TASK REQUIREMENTS: In the records below, find each line containing the word "Λάρισα" and copy it.

SOURCE RECORDS:
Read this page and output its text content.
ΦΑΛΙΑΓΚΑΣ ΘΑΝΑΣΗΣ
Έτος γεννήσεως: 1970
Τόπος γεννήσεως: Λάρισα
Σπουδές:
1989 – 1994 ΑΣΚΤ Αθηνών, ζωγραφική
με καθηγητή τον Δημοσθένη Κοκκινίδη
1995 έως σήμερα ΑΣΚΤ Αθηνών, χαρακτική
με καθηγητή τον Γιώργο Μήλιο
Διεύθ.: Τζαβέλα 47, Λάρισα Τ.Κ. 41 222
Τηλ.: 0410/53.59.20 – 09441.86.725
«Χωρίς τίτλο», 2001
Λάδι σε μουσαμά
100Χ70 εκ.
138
...
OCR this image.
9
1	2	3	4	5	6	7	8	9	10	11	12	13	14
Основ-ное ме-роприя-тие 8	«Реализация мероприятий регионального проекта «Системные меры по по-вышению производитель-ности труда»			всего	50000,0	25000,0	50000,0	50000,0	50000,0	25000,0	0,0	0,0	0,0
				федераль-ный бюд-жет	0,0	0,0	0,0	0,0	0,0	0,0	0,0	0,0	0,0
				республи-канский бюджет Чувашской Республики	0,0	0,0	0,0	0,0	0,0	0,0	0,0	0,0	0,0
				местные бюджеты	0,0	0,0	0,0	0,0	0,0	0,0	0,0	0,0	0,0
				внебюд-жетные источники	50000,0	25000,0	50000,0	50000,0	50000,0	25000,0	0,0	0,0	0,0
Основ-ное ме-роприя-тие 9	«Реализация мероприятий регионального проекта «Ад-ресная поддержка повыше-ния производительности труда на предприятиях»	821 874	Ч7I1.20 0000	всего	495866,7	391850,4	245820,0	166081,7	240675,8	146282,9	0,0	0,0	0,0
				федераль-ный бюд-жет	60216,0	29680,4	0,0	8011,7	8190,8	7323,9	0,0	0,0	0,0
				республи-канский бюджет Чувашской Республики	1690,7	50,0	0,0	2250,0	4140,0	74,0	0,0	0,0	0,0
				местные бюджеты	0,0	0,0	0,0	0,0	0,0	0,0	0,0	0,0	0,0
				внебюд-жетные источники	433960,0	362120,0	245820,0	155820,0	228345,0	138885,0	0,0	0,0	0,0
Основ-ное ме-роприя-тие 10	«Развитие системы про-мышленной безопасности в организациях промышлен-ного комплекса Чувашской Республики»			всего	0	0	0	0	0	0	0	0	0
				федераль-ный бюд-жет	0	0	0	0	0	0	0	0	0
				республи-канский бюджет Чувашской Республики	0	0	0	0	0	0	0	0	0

RESULT BELOW:
Τόπος γεννήσεως: Λάρισα
Διεύθ.: Τζαβέλα 47, Λάρισα Τ.Κ. 41 222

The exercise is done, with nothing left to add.